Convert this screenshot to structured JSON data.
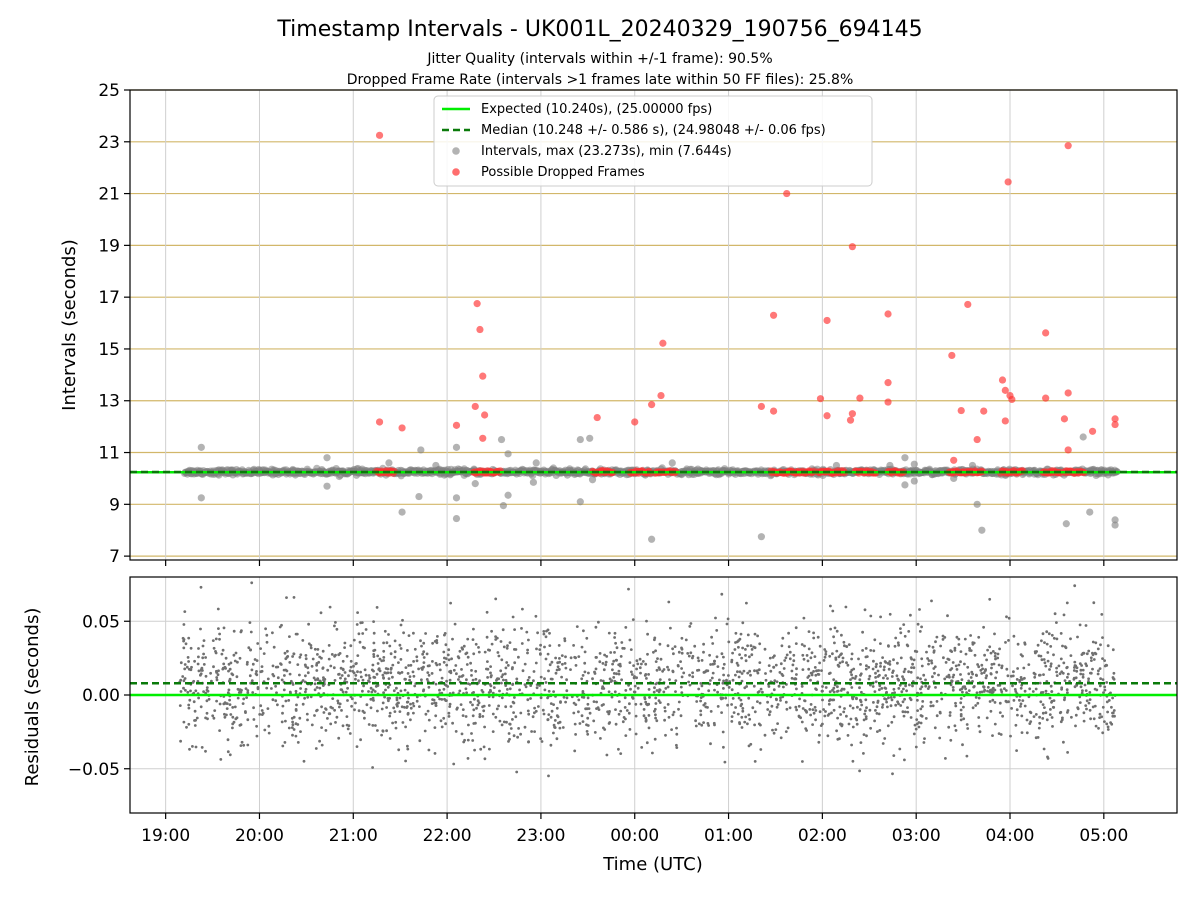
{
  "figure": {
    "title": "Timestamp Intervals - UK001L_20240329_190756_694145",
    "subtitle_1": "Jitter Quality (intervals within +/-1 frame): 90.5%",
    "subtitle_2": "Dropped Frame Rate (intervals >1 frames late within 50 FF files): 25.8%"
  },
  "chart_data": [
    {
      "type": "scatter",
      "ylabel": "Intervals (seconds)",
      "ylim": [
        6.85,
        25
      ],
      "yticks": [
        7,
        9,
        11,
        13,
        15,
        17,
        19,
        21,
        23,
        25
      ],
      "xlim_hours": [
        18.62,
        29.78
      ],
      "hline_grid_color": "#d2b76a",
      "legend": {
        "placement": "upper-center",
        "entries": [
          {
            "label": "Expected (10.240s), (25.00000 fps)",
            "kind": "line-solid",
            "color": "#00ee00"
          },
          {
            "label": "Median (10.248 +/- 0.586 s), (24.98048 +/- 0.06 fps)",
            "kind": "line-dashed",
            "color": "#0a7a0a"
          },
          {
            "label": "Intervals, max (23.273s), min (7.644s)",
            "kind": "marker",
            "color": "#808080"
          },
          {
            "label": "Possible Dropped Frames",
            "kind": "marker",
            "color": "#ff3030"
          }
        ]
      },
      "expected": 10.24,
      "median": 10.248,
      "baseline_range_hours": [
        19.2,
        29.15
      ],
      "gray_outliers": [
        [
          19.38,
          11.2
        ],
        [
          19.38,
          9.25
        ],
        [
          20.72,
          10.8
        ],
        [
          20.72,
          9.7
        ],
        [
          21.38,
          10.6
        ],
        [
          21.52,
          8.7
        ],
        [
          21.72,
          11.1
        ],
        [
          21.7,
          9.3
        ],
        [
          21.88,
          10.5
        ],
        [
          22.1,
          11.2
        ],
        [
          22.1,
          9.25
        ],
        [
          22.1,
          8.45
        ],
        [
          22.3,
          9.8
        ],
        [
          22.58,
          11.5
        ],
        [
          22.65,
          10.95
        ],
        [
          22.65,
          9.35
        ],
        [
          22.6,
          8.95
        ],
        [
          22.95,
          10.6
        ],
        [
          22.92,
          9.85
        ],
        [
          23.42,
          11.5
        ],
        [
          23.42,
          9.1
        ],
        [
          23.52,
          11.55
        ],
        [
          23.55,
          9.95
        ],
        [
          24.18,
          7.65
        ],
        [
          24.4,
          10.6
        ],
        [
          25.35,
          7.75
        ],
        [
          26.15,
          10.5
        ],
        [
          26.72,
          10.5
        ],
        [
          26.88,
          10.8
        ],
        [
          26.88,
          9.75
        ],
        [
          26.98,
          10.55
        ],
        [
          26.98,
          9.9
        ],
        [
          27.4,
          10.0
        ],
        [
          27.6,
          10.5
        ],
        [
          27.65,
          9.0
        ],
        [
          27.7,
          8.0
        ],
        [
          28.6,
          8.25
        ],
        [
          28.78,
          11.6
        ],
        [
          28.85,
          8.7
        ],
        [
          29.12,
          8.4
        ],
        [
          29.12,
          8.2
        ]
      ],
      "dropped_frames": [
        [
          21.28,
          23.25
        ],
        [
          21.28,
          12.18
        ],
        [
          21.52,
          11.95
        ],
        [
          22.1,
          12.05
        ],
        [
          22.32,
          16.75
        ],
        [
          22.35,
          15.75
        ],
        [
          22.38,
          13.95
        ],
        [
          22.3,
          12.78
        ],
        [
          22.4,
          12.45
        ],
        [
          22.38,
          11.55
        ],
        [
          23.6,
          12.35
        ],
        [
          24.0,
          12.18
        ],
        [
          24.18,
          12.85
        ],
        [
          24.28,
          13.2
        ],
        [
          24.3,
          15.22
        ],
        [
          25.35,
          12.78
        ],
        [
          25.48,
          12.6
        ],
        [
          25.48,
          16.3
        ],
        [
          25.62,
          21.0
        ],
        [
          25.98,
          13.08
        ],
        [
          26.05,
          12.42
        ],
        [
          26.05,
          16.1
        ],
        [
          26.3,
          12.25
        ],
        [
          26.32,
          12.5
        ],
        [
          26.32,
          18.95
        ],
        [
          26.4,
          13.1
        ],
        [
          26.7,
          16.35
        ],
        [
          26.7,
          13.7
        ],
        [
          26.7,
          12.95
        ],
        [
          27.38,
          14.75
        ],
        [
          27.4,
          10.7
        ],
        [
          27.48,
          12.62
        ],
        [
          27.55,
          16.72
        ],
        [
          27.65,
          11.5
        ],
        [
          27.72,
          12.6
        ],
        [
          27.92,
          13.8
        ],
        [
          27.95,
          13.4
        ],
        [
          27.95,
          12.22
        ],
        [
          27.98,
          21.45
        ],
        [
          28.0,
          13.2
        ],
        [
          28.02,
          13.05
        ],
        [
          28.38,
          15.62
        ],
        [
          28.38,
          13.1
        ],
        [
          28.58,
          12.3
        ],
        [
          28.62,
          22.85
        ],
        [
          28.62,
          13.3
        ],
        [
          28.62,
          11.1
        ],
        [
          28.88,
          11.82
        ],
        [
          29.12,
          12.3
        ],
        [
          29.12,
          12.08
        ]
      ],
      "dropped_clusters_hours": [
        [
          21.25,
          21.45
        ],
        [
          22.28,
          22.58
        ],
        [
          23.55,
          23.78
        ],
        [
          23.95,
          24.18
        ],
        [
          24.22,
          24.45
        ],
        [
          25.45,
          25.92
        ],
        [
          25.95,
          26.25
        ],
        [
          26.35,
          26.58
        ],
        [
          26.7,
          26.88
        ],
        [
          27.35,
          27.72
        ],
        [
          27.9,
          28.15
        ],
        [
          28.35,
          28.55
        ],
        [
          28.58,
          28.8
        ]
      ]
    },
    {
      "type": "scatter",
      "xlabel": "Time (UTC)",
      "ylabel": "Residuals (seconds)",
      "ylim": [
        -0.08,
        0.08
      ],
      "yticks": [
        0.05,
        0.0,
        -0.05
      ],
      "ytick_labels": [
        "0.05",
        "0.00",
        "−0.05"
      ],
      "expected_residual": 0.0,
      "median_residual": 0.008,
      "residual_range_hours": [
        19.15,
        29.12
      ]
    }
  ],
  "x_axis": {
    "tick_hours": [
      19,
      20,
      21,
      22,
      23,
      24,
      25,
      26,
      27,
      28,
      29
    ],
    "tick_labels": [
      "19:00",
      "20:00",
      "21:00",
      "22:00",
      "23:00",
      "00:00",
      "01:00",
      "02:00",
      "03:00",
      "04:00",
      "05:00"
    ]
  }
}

• [What you are asked to do]
Give back all entries exactly. No pictures belong in the copy.

• [Result of the exercise]
Convert this screenshot to structured JSON data.
{
  "figure": {
    "title": "Timestamp Intervals - UK001L_20240329_190756_694145",
    "subtitle_1": "Jitter Quality (intervals within +/-1 frame): 90.5%",
    "subtitle_2": "Dropped Frame Rate (intervals >1 frames late within 50 FF files): 25.8%"
  },
  "chart_data": [
    {
      "type": "scatter",
      "ylabel": "Intervals (seconds)",
      "ylim": [
        6.85,
        25
      ],
      "yticks": [
        7,
        9,
        11,
        13,
        15,
        17,
        19,
        21,
        23,
        25
      ],
      "xlim_hours": [
        18.62,
        29.78
      ],
      "hline_grid_color": "#d2b76a",
      "legend": {
        "placement": "upper-center",
        "entries": [
          {
            "label": "Expected (10.240s), (25.00000 fps)",
            "kind": "line-solid",
            "color": "#00ee00"
          },
          {
            "label": "Median (10.248 +/- 0.586 s), (24.98048 +/- 0.06 fps)",
            "kind": "line-dashed",
            "color": "#0a7a0a"
          },
          {
            "label": "Intervals, max (23.273s), min (7.644s)",
            "kind": "marker",
            "color": "#808080"
          },
          {
            "label": "Possible Dropped Frames",
            "kind": "marker",
            "color": "#ff3030"
          }
        ]
      },
      "expected": 10.24,
      "median": 10.248,
      "baseline_range_hours": [
        19.2,
        29.15
      ],
      "gray_outliers": [
        [
          19.38,
          11.2
        ],
        [
          19.38,
          9.25
        ],
        [
          20.72,
          10.8
        ],
        [
          20.72,
          9.7
        ],
        [
          21.38,
          10.6
        ],
        [
          21.52,
          8.7
        ],
        [
          21.72,
          11.1
        ],
        [
          21.7,
          9.3
        ],
        [
          21.88,
          10.5
        ],
        [
          22.1,
          11.2
        ],
        [
          22.1,
          9.25
        ],
        [
          22.1,
          8.45
        ],
        [
          22.3,
          9.8
        ],
        [
          22.58,
          11.5
        ],
        [
          22.65,
          10.95
        ],
        [
          22.65,
          9.35
        ],
        [
          22.6,
          8.95
        ],
        [
          22.95,
          10.6
        ],
        [
          22.92,
          9.85
        ],
        [
          23.42,
          11.5
        ],
        [
          23.42,
          9.1
        ],
        [
          23.52,
          11.55
        ],
        [
          23.55,
          9.95
        ],
        [
          24.18,
          7.65
        ],
        [
          24.4,
          10.6
        ],
        [
          25.35,
          7.75
        ],
        [
          26.15,
          10.5
        ],
        [
          26.72,
          10.5
        ],
        [
          26.88,
          10.8
        ],
        [
          26.88,
          9.75
        ],
        [
          26.98,
          10.55
        ],
        [
          26.98,
          9.9
        ],
        [
          27.4,
          10.0
        ],
        [
          27.6,
          10.5
        ],
        [
          27.65,
          9.0
        ],
        [
          27.7,
          8.0
        ],
        [
          28.6,
          8.25
        ],
        [
          28.78,
          11.6
        ],
        [
          28.85,
          8.7
        ],
        [
          29.12,
          8.4
        ],
        [
          29.12,
          8.2
        ]
      ],
      "dropped_frames": [
        [
          21.28,
          23.25
        ],
        [
          21.28,
          12.18
        ],
        [
          21.52,
          11.95
        ],
        [
          22.1,
          12.05
        ],
        [
          22.32,
          16.75
        ],
        [
          22.35,
          15.75
        ],
        [
          22.38,
          13.95
        ],
        [
          22.3,
          12.78
        ],
        [
          22.4,
          12.45
        ],
        [
          22.38,
          11.55
        ],
        [
          23.6,
          12.35
        ],
        [
          24.0,
          12.18
        ],
        [
          24.18,
          12.85
        ],
        [
          24.28,
          13.2
        ],
        [
          24.3,
          15.22
        ],
        [
          25.35,
          12.78
        ],
        [
          25.48,
          12.6
        ],
        [
          25.48,
          16.3
        ],
        [
          25.62,
          21.0
        ],
        [
          25.98,
          13.08
        ],
        [
          26.05,
          12.42
        ],
        [
          26.05,
          16.1
        ],
        [
          26.3,
          12.25
        ],
        [
          26.32,
          12.5
        ],
        [
          26.32,
          18.95
        ],
        [
          26.4,
          13.1
        ],
        [
          26.7,
          16.35
        ],
        [
          26.7,
          13.7
        ],
        [
          26.7,
          12.95
        ],
        [
          27.38,
          14.75
        ],
        [
          27.4,
          10.7
        ],
        [
          27.48,
          12.62
        ],
        [
          27.55,
          16.72
        ],
        [
          27.65,
          11.5
        ],
        [
          27.72,
          12.6
        ],
        [
          27.92,
          13.8
        ],
        [
          27.95,
          13.4
        ],
        [
          27.95,
          12.22
        ],
        [
          27.98,
          21.45
        ],
        [
          28.0,
          13.2
        ],
        [
          28.02,
          13.05
        ],
        [
          28.38,
          15.62
        ],
        [
          28.38,
          13.1
        ],
        [
          28.58,
          12.3
        ],
        [
          28.62,
          22.85
        ],
        [
          28.62,
          13.3
        ],
        [
          28.62,
          11.1
        ],
        [
          28.88,
          11.82
        ],
        [
          29.12,
          12.3
        ],
        [
          29.12,
          12.08
        ]
      ],
      "dropped_clusters_hours": [
        [
          21.25,
          21.45
        ],
        [
          22.28,
          22.58
        ],
        [
          23.55,
          23.78
        ],
        [
          23.95,
          24.18
        ],
        [
          24.22,
          24.45
        ],
        [
          25.45,
          25.92
        ],
        [
          25.95,
          26.25
        ],
        [
          26.35,
          26.58
        ],
        [
          26.7,
          26.88
        ],
        [
          27.35,
          27.72
        ],
        [
          27.9,
          28.15
        ],
        [
          28.35,
          28.55
        ],
        [
          28.58,
          28.8
        ]
      ]
    },
    {
      "type": "scatter",
      "xlabel": "Time (UTC)",
      "ylabel": "Residuals (seconds)",
      "ylim": [
        -0.08,
        0.08
      ],
      "yticks": [
        0.05,
        0.0,
        -0.05
      ],
      "ytick_labels": [
        "0.05",
        "0.00",
        "−0.05"
      ],
      "expected_residual": 0.0,
      "median_residual": 0.008,
      "residual_range_hours": [
        19.15,
        29.12
      ]
    }
  ],
  "x_axis": {
    "tick_hours": [
      19,
      20,
      21,
      22,
      23,
      24,
      25,
      26,
      27,
      28,
      29
    ],
    "tick_labels": [
      "19:00",
      "20:00",
      "21:00",
      "22:00",
      "23:00",
      "00:00",
      "01:00",
      "02:00",
      "03:00",
      "04:00",
      "05:00"
    ]
  }
}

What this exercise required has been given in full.